» Supplied records:

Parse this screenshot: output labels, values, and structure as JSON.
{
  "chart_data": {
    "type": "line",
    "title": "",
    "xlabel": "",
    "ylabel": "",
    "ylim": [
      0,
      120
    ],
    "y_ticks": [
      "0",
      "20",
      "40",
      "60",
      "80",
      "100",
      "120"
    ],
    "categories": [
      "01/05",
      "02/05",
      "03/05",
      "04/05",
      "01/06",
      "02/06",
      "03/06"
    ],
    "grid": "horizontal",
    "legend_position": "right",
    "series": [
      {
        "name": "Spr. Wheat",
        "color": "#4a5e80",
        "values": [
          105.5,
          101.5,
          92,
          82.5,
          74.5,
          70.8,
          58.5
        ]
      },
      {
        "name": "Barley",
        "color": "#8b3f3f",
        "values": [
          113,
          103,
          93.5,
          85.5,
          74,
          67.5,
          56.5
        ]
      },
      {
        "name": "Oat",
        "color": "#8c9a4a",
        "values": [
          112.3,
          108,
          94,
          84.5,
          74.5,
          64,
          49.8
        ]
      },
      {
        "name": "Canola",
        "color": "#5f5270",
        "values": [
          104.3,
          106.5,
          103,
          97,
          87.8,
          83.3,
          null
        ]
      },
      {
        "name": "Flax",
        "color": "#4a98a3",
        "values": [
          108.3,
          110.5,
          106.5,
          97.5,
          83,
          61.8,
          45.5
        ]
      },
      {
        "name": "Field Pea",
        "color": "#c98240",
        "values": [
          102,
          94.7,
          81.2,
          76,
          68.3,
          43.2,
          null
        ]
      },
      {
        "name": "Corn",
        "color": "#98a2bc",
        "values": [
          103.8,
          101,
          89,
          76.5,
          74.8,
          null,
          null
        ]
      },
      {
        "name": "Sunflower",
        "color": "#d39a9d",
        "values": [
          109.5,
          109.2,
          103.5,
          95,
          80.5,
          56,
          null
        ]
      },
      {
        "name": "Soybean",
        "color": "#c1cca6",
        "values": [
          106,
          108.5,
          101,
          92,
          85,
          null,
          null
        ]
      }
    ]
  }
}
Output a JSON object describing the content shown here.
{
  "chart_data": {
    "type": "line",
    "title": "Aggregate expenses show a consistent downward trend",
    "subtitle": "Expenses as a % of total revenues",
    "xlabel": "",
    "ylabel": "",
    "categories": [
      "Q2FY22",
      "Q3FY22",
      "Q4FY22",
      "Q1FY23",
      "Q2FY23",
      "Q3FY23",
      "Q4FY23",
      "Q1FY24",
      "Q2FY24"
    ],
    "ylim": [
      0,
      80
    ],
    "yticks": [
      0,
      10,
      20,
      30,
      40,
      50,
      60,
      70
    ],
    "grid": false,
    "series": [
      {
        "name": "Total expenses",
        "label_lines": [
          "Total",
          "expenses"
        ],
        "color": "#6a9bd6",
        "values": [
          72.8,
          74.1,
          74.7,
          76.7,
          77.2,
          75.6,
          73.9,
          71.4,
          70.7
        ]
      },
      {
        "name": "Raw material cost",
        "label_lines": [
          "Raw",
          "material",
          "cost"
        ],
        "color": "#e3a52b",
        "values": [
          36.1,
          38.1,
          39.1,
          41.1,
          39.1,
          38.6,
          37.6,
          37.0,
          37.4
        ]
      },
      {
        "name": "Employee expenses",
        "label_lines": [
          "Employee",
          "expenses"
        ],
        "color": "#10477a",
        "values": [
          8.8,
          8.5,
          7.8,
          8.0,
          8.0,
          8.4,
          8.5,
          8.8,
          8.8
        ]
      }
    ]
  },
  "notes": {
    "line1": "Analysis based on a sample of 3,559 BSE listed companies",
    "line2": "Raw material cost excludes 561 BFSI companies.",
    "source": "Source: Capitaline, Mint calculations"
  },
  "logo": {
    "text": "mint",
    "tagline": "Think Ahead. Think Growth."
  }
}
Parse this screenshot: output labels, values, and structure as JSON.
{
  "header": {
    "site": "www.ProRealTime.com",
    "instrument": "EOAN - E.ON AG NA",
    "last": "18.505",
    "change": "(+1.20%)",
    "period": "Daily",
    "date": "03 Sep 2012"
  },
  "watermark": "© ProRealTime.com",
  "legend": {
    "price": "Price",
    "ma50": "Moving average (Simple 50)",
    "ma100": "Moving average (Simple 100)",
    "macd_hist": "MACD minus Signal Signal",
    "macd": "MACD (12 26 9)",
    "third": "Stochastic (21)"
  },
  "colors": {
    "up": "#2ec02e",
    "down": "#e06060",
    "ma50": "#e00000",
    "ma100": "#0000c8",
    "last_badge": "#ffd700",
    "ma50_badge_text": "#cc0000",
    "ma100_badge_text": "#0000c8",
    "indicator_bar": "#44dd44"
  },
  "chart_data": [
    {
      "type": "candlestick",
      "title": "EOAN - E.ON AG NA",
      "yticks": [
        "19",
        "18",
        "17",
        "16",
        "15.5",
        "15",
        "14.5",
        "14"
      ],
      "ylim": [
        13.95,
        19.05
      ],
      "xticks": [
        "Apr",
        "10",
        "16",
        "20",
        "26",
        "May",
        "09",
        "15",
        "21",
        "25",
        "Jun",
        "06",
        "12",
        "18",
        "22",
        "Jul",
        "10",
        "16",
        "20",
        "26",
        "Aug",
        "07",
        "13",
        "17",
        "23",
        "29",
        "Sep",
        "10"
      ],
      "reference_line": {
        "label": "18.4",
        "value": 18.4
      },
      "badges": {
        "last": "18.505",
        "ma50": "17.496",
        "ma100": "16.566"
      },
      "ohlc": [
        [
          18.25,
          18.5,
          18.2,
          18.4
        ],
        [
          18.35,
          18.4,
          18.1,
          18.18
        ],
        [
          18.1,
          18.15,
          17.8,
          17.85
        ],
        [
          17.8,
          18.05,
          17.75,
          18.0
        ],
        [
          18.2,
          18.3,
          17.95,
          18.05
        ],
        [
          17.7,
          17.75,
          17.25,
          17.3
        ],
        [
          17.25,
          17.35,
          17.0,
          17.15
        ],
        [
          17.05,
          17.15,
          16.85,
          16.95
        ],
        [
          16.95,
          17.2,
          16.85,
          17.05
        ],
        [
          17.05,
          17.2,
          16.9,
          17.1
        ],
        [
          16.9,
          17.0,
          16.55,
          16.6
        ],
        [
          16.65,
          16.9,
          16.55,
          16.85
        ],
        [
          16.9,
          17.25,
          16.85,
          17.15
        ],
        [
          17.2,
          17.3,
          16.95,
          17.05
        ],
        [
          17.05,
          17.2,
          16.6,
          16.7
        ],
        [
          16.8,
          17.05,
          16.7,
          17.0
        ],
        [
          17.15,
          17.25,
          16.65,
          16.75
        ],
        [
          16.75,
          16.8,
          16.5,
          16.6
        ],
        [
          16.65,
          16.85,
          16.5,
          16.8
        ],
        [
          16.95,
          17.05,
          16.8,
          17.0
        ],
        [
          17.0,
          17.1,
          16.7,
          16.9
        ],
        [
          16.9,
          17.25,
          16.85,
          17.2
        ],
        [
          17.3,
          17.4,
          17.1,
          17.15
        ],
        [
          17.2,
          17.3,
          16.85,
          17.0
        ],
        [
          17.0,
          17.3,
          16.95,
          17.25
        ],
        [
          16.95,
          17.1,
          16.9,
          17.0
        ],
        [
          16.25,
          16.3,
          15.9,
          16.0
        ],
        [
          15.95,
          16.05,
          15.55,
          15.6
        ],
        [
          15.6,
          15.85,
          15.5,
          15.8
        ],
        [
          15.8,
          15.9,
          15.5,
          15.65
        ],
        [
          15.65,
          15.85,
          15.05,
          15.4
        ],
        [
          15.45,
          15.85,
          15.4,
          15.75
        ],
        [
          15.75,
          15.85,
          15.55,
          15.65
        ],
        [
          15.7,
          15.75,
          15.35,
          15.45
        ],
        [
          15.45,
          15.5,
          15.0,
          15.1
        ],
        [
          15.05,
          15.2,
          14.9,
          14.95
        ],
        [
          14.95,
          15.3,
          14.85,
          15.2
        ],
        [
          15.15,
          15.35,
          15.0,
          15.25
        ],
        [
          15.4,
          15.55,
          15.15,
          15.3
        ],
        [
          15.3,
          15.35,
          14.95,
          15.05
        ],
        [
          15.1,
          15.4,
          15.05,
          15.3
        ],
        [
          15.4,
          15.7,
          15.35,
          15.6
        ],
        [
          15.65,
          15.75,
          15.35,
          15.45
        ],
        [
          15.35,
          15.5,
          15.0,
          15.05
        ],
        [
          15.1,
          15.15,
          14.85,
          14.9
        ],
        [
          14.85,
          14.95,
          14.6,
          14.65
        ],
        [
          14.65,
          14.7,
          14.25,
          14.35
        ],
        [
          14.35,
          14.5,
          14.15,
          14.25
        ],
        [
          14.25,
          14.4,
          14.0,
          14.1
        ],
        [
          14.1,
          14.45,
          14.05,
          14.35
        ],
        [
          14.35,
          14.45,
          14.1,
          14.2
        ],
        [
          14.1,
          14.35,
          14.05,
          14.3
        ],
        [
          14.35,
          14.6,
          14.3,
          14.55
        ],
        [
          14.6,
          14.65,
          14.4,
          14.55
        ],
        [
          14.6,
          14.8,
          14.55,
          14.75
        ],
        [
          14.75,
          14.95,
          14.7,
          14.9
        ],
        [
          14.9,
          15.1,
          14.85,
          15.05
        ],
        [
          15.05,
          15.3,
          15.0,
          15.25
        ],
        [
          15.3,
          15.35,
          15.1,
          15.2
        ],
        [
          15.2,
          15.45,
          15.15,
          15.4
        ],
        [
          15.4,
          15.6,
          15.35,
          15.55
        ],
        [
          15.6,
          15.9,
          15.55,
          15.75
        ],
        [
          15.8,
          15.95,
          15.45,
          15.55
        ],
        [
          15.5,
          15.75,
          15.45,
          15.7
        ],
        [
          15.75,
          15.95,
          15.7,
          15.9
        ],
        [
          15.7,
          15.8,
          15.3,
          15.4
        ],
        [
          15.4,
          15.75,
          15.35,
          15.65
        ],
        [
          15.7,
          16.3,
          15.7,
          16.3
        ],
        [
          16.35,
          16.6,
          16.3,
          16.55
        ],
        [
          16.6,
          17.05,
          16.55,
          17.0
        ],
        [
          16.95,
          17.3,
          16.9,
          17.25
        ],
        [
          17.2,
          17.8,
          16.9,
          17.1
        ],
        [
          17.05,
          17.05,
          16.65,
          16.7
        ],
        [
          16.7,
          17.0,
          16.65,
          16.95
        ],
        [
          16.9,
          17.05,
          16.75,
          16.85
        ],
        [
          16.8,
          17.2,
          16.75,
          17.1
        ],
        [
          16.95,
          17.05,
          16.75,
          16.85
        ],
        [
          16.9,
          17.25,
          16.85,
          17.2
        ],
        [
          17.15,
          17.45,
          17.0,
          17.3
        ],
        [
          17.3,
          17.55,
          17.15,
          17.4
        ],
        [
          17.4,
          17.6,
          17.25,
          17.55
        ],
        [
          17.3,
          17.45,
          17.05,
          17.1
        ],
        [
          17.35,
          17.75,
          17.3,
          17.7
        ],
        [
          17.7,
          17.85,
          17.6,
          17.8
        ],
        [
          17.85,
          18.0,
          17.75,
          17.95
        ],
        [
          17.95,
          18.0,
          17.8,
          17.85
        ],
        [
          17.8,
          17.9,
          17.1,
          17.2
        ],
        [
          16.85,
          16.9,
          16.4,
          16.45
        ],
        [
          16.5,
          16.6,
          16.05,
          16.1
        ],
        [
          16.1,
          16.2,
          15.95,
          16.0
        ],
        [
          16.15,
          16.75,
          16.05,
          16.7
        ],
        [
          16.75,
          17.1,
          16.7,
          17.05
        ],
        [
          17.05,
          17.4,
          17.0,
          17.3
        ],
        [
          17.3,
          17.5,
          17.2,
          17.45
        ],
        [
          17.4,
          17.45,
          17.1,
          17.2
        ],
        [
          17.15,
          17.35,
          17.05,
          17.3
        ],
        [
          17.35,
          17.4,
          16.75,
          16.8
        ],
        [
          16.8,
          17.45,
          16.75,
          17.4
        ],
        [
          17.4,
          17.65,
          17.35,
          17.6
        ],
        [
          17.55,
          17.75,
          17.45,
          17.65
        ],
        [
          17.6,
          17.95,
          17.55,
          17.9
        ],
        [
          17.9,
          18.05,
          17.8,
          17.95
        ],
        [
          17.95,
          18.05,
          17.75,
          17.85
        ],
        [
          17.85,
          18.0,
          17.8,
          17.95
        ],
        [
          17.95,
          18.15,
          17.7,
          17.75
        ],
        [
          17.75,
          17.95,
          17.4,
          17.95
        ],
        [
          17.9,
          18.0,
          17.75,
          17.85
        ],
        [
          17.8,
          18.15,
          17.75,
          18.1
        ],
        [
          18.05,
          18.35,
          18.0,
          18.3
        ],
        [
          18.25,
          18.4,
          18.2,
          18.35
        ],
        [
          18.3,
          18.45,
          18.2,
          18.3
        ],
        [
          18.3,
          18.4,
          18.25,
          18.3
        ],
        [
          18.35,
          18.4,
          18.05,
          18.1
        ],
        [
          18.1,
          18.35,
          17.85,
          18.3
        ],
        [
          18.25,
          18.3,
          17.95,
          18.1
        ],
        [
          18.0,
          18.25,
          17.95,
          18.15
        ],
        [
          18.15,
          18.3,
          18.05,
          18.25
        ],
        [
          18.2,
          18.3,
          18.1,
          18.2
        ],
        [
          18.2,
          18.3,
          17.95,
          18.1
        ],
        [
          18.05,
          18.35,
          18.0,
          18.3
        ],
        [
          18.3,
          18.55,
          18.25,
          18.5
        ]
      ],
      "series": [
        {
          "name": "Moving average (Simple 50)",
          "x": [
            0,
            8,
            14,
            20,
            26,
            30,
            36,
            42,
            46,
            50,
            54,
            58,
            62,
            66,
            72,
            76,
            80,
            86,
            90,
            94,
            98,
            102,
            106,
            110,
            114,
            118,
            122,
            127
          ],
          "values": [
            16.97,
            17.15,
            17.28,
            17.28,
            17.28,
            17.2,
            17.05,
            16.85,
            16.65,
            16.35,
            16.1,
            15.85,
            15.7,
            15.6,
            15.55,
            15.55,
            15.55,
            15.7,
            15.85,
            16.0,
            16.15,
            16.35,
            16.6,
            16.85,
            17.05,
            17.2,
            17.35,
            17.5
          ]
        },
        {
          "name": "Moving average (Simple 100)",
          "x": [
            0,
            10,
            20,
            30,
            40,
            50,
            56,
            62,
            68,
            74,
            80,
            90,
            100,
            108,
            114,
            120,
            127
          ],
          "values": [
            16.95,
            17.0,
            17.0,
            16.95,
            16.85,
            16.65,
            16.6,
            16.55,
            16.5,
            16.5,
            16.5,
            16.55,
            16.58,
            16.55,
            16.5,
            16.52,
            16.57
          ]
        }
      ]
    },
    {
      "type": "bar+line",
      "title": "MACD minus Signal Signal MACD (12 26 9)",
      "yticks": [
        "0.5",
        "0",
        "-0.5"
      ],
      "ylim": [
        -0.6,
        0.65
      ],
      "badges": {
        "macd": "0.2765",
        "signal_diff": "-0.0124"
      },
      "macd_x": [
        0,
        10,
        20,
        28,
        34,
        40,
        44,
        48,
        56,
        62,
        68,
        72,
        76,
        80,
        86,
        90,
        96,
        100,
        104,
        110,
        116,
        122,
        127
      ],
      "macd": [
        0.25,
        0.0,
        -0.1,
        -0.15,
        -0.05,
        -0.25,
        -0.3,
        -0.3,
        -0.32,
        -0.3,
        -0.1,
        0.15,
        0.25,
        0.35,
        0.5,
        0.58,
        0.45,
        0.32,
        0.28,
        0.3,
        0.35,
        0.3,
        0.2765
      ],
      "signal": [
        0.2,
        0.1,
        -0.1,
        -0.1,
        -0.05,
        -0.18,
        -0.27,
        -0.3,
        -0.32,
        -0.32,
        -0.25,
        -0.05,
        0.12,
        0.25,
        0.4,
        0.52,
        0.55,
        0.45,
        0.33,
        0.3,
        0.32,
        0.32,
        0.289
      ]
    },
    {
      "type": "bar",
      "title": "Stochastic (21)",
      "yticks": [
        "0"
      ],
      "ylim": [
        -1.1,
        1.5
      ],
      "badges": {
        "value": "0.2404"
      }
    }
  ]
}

» Directions:
In the entries above, find every line with the word "ProRealTime" and list it.

» Exercise answer:
    "site": "www.ProRealTime.com",
  "watermark": "© ProRealTime.com",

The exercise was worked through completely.